═══ Given records

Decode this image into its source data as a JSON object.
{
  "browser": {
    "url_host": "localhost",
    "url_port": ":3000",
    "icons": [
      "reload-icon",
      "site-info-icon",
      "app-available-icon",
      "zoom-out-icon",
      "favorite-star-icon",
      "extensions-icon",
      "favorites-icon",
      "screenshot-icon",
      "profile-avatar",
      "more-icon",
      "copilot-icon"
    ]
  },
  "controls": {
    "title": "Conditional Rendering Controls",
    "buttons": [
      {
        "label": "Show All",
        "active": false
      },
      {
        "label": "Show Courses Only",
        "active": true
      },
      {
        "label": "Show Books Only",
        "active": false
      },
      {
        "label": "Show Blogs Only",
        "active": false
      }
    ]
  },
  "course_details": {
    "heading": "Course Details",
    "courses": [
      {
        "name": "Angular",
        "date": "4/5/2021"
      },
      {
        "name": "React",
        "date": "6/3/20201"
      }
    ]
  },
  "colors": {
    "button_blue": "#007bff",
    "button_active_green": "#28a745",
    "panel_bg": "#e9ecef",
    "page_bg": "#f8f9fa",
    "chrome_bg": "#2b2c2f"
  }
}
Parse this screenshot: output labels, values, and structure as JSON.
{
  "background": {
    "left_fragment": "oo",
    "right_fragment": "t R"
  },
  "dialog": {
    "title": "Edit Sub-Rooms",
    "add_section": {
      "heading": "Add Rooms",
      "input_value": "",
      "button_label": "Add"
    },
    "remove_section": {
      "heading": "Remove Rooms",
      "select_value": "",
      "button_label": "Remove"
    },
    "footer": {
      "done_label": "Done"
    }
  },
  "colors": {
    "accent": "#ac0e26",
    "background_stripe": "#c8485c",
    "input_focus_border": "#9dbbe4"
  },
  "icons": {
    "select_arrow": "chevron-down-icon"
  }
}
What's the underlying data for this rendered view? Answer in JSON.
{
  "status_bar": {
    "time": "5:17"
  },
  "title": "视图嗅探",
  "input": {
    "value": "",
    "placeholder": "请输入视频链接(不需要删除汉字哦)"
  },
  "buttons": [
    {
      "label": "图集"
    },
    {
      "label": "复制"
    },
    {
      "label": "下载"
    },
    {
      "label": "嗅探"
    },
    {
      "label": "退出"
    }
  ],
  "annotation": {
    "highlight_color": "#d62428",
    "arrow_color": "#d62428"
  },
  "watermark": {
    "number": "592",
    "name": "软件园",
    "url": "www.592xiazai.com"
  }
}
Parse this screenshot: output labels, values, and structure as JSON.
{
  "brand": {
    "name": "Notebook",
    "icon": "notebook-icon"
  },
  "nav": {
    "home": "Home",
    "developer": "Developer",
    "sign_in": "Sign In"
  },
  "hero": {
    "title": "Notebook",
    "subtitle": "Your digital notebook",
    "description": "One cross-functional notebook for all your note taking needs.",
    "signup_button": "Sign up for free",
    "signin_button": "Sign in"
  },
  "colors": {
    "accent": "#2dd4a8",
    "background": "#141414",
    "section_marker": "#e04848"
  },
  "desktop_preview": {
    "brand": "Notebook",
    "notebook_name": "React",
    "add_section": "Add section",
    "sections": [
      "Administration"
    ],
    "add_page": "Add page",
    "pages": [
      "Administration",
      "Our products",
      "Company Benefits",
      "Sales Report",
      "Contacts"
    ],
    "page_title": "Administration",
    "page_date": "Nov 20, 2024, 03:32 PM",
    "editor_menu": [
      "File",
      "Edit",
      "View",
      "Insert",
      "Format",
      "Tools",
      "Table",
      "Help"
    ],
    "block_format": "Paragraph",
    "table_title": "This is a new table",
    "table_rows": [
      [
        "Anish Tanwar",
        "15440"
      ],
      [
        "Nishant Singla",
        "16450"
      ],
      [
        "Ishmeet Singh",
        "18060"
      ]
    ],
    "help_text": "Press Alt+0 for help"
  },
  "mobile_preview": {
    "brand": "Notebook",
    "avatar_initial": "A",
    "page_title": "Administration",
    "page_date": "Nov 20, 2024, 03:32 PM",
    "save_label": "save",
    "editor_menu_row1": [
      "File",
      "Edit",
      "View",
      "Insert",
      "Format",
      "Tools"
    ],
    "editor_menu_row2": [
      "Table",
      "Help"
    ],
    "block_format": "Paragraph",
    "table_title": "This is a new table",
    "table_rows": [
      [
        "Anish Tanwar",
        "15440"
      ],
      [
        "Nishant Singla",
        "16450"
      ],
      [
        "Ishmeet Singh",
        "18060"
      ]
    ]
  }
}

══════

▶ [What is needed] Give an exact repetition of all the material.

▶ [Finished task]
Decode this image into its source data as a JSON object.
{
  "browser": {
    "url_host": "localhost",
    "url_port": ":3000",
    "icons": [
      "reload-icon",
      "site-info-icon",
      "app-available-icon",
      "zoom-out-icon",
      "favorite-star-icon",
      "extensions-icon",
      "favorites-icon",
      "screenshot-icon",
      "profile-avatar",
      "more-icon",
      "copilot-icon"
    ]
  },
  "controls": {
    "title": "Conditional Rendering Controls",
    "buttons": [
      {
        "label": "Show All",
        "active": false
      },
      {
        "label": "Show Courses Only",
        "active": true
      },
      {
        "label": "Show Books Only",
        "active": false
      },
      {
        "label": "Show Blogs Only",
        "active": false
      }
    ]
  },
  "course_details": {
    "heading": "Course Details",
    "courses": [
      {
        "name": "Angular",
        "date": "4/5/2021"
      },
      {
        "name": "React",
        "date": "6/3/20201"
      }
    ]
  },
  "colors": {
    "button_blue": "#007bff",
    "button_active_green": "#28a745",
    "panel_bg": "#e9ecef",
    "page_bg": "#f8f9fa",
    "chrome_bg": "#2b2c2f"
  }
}
Parse this screenshot: output labels, values, and structure as JSON.
{
  "background": {
    "left_fragment": "oo",
    "right_fragment": "t R"
  },
  "dialog": {
    "title": "Edit Sub-Rooms",
    "add_section": {
      "heading": "Add Rooms",
      "input_value": "",
      "button_label": "Add"
    },
    "remove_section": {
      "heading": "Remove Rooms",
      "select_value": "",
      "button_label": "Remove"
    },
    "footer": {
      "done_label": "Done"
    }
  },
  "colors": {
    "accent": "#ac0e26",
    "background_stripe": "#c8485c",
    "input_focus_border": "#9dbbe4"
  },
  "icons": {
    "select_arrow": "chevron-down-icon"
  }
}
What's the underlying data for this rendered view? Answer in JSON.
{
  "status_bar": {
    "time": "5:17"
  },
  "title": "视图嗅探",
  "input": {
    "value": "",
    "placeholder": "请输入视频链接(不需要删除汉字哦)"
  },
  "buttons": [
    {
      "label": "图集"
    },
    {
      "label": "复制"
    },
    {
      "label": "下载"
    },
    {
      "label": "嗅探"
    },
    {
      "label": "退出"
    }
  ],
  "annotation": {
    "highlight_color": "#d62428",
    "arrow_color": "#d62428"
  },
  "watermark": {
    "number": "592",
    "name": "软件园",
    "url": "www.592xiazai.com"
  }
}
Parse this screenshot: output labels, values, and structure as JSON.
{
  "brand": {
    "name": "Notebook",
    "icon": "notebook-icon"
  },
  "nav": {
    "home": "Home",
    "developer": "Developer",
    "sign_in": "Sign In"
  },
  "hero": {
    "title": "Notebook",
    "subtitle": "Your digital notebook",
    "description": "One cross-functional notebook for all your note taking needs.",
    "signup_button": "Sign up for free",
    "signin_button": "Sign in"
  },
  "colors": {
    "accent": "#2dd4a8",
    "background": "#141414",
    "section_marker": "#e04848"
  },
  "desktop_preview": {
    "brand": "Notebook",
    "notebook_name": "React",
    "add_section": "Add section",
    "sections": [
      "Administration"
    ],
    "add_page": "Add page",
    "pages": [
      "Administration",
      "Our products",
      "Company Benefits",
      "Sales Report",
      "Contacts"
    ],
    "page_title": "Administration",
    "page_date": "Nov 20, 2024, 03:32 PM",
    "editor_menu": [
      "File",
      "Edit",
      "View",
      "Insert",
      "Format",
      "Tools",
      "Table",
      "Help"
    ],
    "block_format": "Paragraph",
    "table_title": "This is a new table",
    "table_rows": [
      [
        "Anish Tanwar",
        "15440"
      ],
      [
        "Nishant Singla",
        "16450"
      ],
      [
        "Ishmeet Singh",
        "18060"
      ]
    ],
    "help_text": "Press Alt+0 for help"
  },
  "mobile_preview": {
    "brand": "Notebook",
    "avatar_initial": "A",
    "page_title": "Administration",
    "page_date": "Nov 20, 2024, 03:32 PM",
    "save_label": "save",
    "editor_menu_row1": [
      "File",
      "Edit",
      "View",
      "Insert",
      "Format",
      "Tools"
    ],
    "editor_menu_row2": [
      "Table",
      "Help"
    ],
    "block_format": "Paragraph",
    "table_title": "This is a new table",
    "table_rows": [
      [
        "Anish Tanwar",
        "15440"
      ],
      [
        "Nishant Singla",
        "16450"
      ],
      [
        "Ishmeet Singh",
        "18060"
      ]
    ]
  }
}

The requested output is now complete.